Stored records

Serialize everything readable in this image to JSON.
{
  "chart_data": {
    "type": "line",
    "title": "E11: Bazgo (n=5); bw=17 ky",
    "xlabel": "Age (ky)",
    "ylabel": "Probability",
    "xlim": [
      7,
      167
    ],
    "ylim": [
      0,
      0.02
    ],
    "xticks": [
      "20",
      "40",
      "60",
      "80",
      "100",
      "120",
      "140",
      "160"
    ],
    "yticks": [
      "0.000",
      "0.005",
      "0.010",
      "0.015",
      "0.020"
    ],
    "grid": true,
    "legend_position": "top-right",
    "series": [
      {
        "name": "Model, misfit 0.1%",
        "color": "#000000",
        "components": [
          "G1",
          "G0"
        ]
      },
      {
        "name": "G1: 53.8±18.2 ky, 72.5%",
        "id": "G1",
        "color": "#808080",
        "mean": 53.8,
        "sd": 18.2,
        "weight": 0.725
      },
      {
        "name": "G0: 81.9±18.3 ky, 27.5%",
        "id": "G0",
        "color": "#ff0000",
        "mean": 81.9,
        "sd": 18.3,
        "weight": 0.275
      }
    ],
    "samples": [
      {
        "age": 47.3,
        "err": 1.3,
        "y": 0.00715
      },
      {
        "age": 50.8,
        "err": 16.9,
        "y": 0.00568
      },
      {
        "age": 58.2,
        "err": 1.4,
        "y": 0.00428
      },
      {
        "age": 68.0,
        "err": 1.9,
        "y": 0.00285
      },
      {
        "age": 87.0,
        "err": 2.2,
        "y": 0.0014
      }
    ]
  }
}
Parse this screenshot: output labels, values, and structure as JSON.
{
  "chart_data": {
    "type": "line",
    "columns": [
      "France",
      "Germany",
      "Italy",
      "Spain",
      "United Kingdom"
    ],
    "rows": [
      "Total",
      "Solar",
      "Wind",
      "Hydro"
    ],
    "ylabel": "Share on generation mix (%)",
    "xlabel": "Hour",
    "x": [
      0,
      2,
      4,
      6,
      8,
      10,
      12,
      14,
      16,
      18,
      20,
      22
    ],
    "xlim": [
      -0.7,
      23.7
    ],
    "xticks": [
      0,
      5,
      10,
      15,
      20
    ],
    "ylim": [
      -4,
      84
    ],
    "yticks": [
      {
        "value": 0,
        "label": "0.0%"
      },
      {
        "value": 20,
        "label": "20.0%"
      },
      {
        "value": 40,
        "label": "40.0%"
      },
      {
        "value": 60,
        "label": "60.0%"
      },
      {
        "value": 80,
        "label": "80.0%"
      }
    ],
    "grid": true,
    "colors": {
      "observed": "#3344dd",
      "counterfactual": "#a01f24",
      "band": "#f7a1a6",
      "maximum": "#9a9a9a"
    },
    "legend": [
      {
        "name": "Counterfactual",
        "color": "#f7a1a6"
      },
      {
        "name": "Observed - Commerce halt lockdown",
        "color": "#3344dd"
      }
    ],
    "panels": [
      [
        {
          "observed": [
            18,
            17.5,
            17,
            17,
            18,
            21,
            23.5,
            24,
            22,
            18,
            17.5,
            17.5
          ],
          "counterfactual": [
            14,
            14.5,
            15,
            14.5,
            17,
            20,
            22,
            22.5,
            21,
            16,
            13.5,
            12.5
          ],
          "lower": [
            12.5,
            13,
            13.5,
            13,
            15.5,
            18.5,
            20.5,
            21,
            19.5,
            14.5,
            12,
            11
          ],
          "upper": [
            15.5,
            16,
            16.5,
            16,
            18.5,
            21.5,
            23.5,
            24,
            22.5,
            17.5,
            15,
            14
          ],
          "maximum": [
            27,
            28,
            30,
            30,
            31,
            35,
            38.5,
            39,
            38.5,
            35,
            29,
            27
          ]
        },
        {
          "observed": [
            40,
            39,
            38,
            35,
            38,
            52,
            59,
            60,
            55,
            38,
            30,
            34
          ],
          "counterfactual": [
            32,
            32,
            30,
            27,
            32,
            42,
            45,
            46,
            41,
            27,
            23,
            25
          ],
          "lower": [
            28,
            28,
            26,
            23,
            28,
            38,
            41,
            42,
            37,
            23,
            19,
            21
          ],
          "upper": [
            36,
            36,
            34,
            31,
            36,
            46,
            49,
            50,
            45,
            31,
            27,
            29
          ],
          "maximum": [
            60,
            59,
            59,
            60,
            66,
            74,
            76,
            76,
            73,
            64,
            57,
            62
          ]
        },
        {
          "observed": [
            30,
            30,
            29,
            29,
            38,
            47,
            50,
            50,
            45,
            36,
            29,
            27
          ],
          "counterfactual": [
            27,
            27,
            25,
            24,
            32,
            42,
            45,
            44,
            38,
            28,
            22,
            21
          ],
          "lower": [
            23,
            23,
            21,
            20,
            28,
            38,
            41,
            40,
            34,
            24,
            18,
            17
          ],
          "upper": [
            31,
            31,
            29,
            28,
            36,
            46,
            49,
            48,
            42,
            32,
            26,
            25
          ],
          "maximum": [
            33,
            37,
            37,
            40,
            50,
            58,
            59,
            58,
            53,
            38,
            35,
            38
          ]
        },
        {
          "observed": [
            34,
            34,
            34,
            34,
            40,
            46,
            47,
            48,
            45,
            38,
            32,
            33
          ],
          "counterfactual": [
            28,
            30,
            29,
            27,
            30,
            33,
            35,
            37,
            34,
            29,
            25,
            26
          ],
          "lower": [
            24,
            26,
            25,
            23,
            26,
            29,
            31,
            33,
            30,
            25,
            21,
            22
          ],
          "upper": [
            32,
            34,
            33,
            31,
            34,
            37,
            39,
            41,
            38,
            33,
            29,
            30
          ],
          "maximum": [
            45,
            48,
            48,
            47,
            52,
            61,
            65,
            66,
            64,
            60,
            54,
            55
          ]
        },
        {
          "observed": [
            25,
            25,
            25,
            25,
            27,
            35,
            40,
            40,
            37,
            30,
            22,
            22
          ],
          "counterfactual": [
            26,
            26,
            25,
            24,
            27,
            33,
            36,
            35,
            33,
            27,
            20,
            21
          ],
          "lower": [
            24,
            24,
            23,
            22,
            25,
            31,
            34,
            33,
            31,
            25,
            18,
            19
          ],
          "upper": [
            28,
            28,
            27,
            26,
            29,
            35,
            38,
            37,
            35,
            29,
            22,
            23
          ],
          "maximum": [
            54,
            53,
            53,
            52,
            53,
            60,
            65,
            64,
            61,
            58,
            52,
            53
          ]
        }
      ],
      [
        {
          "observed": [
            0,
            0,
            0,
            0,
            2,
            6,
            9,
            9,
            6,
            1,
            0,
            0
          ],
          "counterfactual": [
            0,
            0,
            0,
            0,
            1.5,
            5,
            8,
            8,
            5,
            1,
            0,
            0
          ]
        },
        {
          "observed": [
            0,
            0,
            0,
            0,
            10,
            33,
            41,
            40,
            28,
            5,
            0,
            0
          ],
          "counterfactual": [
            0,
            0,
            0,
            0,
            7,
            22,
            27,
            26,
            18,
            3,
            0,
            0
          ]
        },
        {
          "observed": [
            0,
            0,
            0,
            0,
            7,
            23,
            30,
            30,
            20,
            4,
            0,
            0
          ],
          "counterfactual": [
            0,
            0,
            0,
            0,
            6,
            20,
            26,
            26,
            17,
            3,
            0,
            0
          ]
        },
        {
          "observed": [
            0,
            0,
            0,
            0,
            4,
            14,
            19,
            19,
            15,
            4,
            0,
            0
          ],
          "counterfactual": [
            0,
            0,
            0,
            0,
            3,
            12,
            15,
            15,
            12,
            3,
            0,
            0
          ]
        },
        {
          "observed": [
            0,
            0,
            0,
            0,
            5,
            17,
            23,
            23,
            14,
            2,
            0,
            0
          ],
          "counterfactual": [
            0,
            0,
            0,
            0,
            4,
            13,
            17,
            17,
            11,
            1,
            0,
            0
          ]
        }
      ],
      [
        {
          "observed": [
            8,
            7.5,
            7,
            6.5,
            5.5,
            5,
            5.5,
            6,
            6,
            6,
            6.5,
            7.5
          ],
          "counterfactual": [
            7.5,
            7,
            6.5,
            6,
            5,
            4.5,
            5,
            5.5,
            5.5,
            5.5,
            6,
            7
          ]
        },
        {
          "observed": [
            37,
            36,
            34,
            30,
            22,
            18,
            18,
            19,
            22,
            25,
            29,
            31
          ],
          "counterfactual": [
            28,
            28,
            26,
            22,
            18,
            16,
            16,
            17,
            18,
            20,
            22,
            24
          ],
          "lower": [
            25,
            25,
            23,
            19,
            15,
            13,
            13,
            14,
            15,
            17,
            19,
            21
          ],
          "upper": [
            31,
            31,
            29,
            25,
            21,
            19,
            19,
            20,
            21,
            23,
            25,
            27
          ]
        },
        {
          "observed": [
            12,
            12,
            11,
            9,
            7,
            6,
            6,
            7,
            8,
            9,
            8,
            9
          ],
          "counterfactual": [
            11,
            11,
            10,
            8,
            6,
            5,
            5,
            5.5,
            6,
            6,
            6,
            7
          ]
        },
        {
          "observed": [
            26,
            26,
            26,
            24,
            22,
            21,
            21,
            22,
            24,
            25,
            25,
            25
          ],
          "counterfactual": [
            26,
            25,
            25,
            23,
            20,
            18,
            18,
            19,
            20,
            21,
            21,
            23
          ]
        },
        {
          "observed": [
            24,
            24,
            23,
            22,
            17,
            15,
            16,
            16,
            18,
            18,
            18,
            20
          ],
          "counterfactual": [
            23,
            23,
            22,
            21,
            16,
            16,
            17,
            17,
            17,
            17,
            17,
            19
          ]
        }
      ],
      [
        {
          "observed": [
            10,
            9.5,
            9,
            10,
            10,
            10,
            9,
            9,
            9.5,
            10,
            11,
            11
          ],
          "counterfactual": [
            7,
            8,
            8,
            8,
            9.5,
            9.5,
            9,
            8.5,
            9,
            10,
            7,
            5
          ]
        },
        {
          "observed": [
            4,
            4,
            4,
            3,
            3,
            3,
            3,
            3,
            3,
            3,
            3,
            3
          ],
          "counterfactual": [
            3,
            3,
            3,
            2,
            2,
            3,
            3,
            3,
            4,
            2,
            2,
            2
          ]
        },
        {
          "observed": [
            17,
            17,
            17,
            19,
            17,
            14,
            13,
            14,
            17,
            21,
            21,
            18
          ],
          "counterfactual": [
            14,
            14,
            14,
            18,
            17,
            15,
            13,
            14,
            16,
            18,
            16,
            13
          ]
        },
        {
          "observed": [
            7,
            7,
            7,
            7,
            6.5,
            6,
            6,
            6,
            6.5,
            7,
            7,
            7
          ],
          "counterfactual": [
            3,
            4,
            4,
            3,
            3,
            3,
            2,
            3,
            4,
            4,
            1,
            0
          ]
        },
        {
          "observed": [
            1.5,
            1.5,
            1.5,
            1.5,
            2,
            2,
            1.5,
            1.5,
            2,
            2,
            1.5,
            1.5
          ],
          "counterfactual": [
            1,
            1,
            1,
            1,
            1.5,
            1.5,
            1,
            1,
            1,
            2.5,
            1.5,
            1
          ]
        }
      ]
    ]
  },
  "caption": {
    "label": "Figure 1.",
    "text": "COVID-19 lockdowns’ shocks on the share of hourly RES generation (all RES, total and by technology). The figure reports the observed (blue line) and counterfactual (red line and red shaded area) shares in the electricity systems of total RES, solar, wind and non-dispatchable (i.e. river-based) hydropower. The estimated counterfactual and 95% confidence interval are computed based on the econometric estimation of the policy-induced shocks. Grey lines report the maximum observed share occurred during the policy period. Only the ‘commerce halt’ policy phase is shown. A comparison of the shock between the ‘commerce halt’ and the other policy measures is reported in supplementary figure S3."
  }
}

WHAT YOU HAVE TO DO — Go through the records and gather the lines that hold "this".

RESULT OF THE TASK —
Serialize everything readable in this image to JSON.
Parse this screenshot: output labels, values, and structure as JSON.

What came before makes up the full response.